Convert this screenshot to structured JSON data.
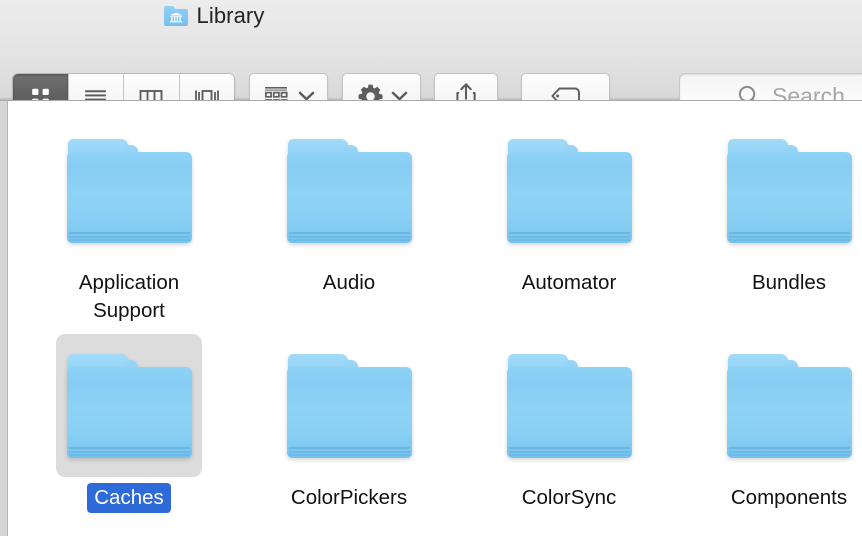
{
  "window": {
    "title": "Library",
    "title_icon": "library-folder-icon"
  },
  "toolbar": {
    "view_modes": [
      {
        "name": "icon-view",
        "icon": "grid-icon",
        "active": true
      },
      {
        "name": "list-view",
        "icon": "list-icon",
        "active": false
      },
      {
        "name": "column-view",
        "icon": "columns-icon",
        "active": false
      },
      {
        "name": "gallery-view",
        "icon": "gallery-icon",
        "active": false
      }
    ],
    "arrange_button": {
      "name": "arrange-button",
      "icon": "arrange-grid-icon",
      "chevron": "chevron-down-icon"
    },
    "action_button": {
      "name": "action-button",
      "icon": "gear-icon",
      "chevron": "chevron-down-icon"
    },
    "share_button": {
      "name": "share-button",
      "icon": "share-icon"
    },
    "tag_button": {
      "name": "tag-button",
      "icon": "tag-icon"
    },
    "search": {
      "name": "search-input",
      "icon": "search-icon",
      "placeholder": "Search",
      "value": ""
    }
  },
  "colors": {
    "selection_label": "#2f6ad9",
    "selection_icon_bg": "#dcdcdc",
    "folder_blue": "#8ed2f6",
    "toolbar_bg": "#e8e8e8",
    "content_bg": "#ffffff"
  },
  "files": [
    {
      "name": "Application Support",
      "label": "Application\nSupport",
      "icon": "folder-icon",
      "selected": false
    },
    {
      "name": "Audio",
      "label": "Audio",
      "icon": "folder-icon",
      "selected": false
    },
    {
      "name": "Automator",
      "label": "Automator",
      "icon": "folder-icon",
      "selected": false
    },
    {
      "name": "Bundles",
      "label": "Bundles",
      "icon": "folder-icon",
      "selected": false
    },
    {
      "name": "Caches",
      "label": "Caches",
      "icon": "folder-icon",
      "selected": true
    },
    {
      "name": "ColorPickers",
      "label": "ColorPickers",
      "icon": "folder-icon",
      "selected": false
    },
    {
      "name": "ColorSync",
      "label": "ColorSync",
      "icon": "folder-icon",
      "selected": false
    },
    {
      "name": "Components",
      "label": "Components",
      "icon": "folder-icon",
      "selected": false
    }
  ]
}
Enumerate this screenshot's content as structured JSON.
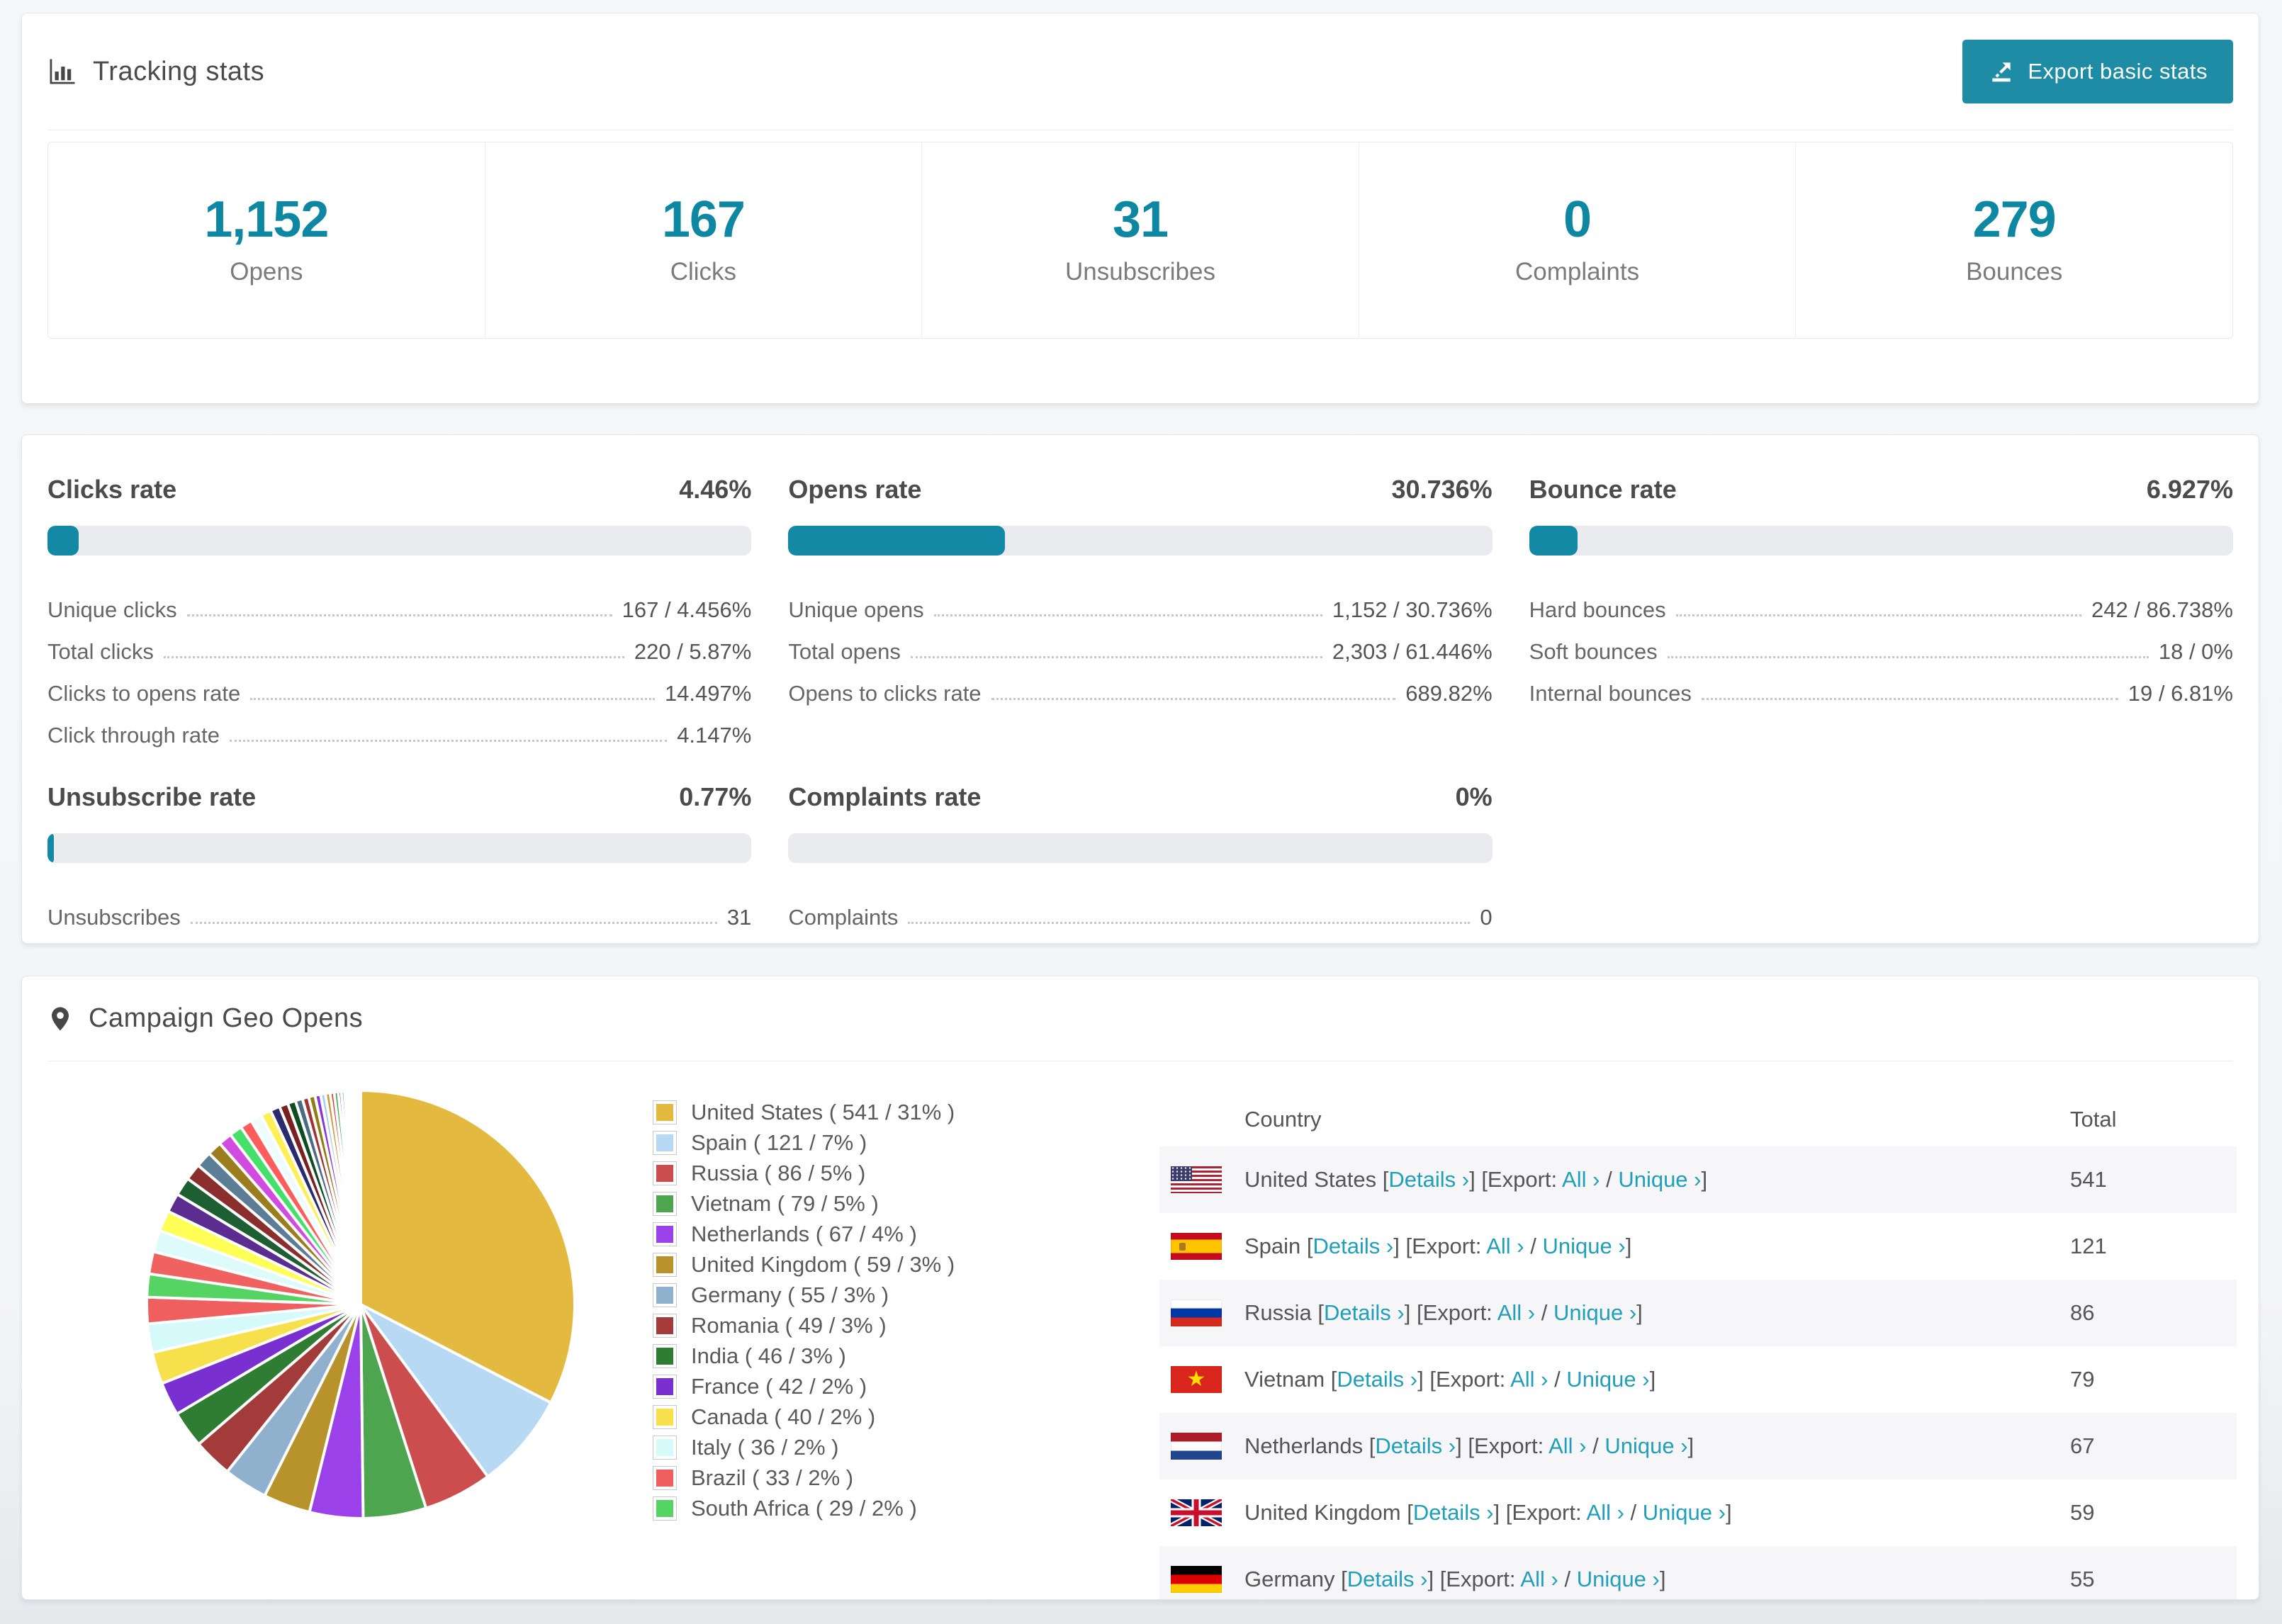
{
  "colors": {
    "accent": "#0e87a3",
    "button": "#1d8ca4",
    "link": "#1f9fba",
    "bar_track": "#e9ebee"
  },
  "tracking": {
    "title": "Tracking stats",
    "export_button": "Export basic stats",
    "summary": [
      {
        "value": "1,152",
        "label": "Opens"
      },
      {
        "value": "167",
        "label": "Clicks"
      },
      {
        "value": "31",
        "label": "Unsubscribes"
      },
      {
        "value": "0",
        "label": "Complaints"
      },
      {
        "value": "279",
        "label": "Bounces"
      }
    ]
  },
  "rates": {
    "clicks": {
      "title": "Clicks rate",
      "value": "4.46%",
      "bar_percent": 4.46,
      "rows": [
        {
          "label": "Unique clicks",
          "value": "167 / 4.456%"
        },
        {
          "label": "Total clicks",
          "value": "220 / 5.87%"
        },
        {
          "label": "Clicks to opens rate",
          "value": "14.497%"
        },
        {
          "label": "Click through rate",
          "value": "4.147%"
        }
      ]
    },
    "opens": {
      "title": "Opens rate",
      "value": "30.736%",
      "bar_percent": 30.736,
      "rows": [
        {
          "label": "Unique opens",
          "value": "1,152 / 30.736%"
        },
        {
          "label": "Total opens",
          "value": "2,303 / 61.446%"
        },
        {
          "label": "Opens to clicks rate",
          "value": "689.82%"
        }
      ]
    },
    "bounce": {
      "title": "Bounce rate",
      "value": "6.927%",
      "bar_percent": 6.927,
      "rows": [
        {
          "label": "Hard bounces",
          "value": "242 / 86.738%"
        },
        {
          "label": "Soft bounces",
          "value": "18 / 0%"
        },
        {
          "label": "Internal bounces",
          "value": "19 / 6.81%"
        }
      ]
    },
    "unsubscribe": {
      "title": "Unsubscribe rate",
      "value": "0.77%",
      "bar_percent": 0.77,
      "rows": [
        {
          "label": "Unsubscribes",
          "value": "31"
        }
      ]
    },
    "complaints": {
      "title": "Complaints rate",
      "value": "0%",
      "bar_percent": 0,
      "rows": [
        {
          "label": "Complaints",
          "value": "0"
        }
      ]
    }
  },
  "geo": {
    "title": "Campaign Geo Opens",
    "table": {
      "headers": {
        "country": "Country",
        "total": "Total"
      },
      "seg": {
        "lb": "[",
        "details": "Details ›",
        "rb": "]",
        "export": "[Export:",
        "all": "All ›",
        "slash": "/",
        "unique": "Unique ›"
      },
      "rows": [
        {
          "country": "United States",
          "total": "541"
        },
        {
          "country": "Spain",
          "total": "121"
        },
        {
          "country": "Russia",
          "total": "86"
        },
        {
          "country": "Vietnam",
          "total": "79"
        },
        {
          "country": "Netherlands",
          "total": "67"
        },
        {
          "country": "United Kingdom",
          "total": "59"
        },
        {
          "country": "Germany",
          "total": "55"
        }
      ]
    }
  },
  "chart_data": {
    "type": "pie",
    "title": "Campaign Geo Opens",
    "legend_position": "right",
    "start_angle_deg": -90,
    "direction": "clockwise",
    "slices": [
      {
        "label": "United States",
        "value": 541,
        "pct": "31%",
        "color": "#e3ba3f",
        "legend_label": "United States ( 541 / 31% )"
      },
      {
        "label": "Spain",
        "value": 121,
        "pct": "7%",
        "color": "#b8d9f3",
        "legend_label": "Spain ( 121 / 7% )"
      },
      {
        "label": "Russia",
        "value": 86,
        "pct": "5%",
        "color": "#cc4d4d",
        "legend_label": "Russia ( 86 / 5% )"
      },
      {
        "label": "Vietnam",
        "value": 79,
        "pct": "5%",
        "color": "#4da64f",
        "legend_label": "Vietnam ( 79 / 5% )"
      },
      {
        "label": "Netherlands",
        "value": 67,
        "pct": "4%",
        "color": "#9a41ea",
        "legend_label": "Netherlands ( 67 / 4% )"
      },
      {
        "label": "United Kingdom",
        "value": 59,
        "pct": "3%",
        "color": "#b8932b",
        "legend_label": "United Kingdom ( 59 / 3% )"
      },
      {
        "label": "Germany",
        "value": 55,
        "pct": "3%",
        "color": "#90b1ce",
        "legend_label": "Germany ( 55 / 3% )"
      },
      {
        "label": "Romania",
        "value": 49,
        "pct": "3%",
        "color": "#a33b3b",
        "legend_label": "Romania ( 49 / 3% )"
      },
      {
        "label": "India",
        "value": 46,
        "pct": "3%",
        "color": "#2e7d33",
        "legend_label": "India ( 46 / 3% )"
      },
      {
        "label": "France",
        "value": 42,
        "pct": "2%",
        "color": "#7a2fd0",
        "legend_label": "France ( 42 / 2% )"
      },
      {
        "label": "Canada",
        "value": 40,
        "pct": "2%",
        "color": "#f6e04b",
        "legend_label": "Canada ( 40 / 2% )"
      },
      {
        "label": "Italy",
        "value": 36,
        "pct": "2%",
        "color": "#d6f9fa",
        "legend_label": "Italy ( 36 / 2% )"
      },
      {
        "label": "Brazil",
        "value": 33,
        "pct": "2%",
        "color": "#ef5f5f",
        "legend_label": "Brazil ( 33 / 2% )"
      },
      {
        "label": "South Africa",
        "value": 29,
        "pct": "2%",
        "color": "#56d463",
        "legend_label": "South Africa ( 29 / 2% )"
      }
    ],
    "tail_values": [
      28,
      27,
      26,
      24,
      23,
      21,
      20,
      18,
      17,
      16,
      15,
      14,
      13,
      12,
      11,
      10,
      9,
      8,
      8,
      7,
      6,
      6,
      5,
      5,
      4,
      4,
      3,
      3,
      3,
      2,
      2,
      2,
      2,
      1,
      1,
      1
    ],
    "tail_colors": [
      "#f0625f",
      "#defbfb",
      "#ffff55",
      "#5b2d91",
      "#1d5e33",
      "#8b2e2e",
      "#5b7d96",
      "#9a7d1f",
      "#d24be0",
      "#44e06a",
      "#ff5c5c",
      "#eefcff",
      "#ffef55",
      "#2a2a6e",
      "#7a2020",
      "#0c4d22",
      "#4a6a85",
      "#a03333",
      "#8d7d14",
      "#8833dd",
      "#a6ccf2",
      "#cc9933",
      "#e03434",
      "#33a344",
      "#7722cc",
      "#2aa7a7",
      "#f066cc",
      "#6666ee",
      "#aaee66",
      "#ffaa33",
      "#cc66ff",
      "#3399ff",
      "#ff9999",
      "#66ddbb",
      "#9999ff",
      "#ffcc66"
    ]
  }
}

The task: Copy out every line in the entries above that holds "country".

Result below:
        "country": "Country",
          "country": "United States",
          "country": "Spain",
          "country": "Russia",
          "country": "Vietnam",
          "country": "Netherlands",
          "country": "United Kingdom",
          "country": "Germany",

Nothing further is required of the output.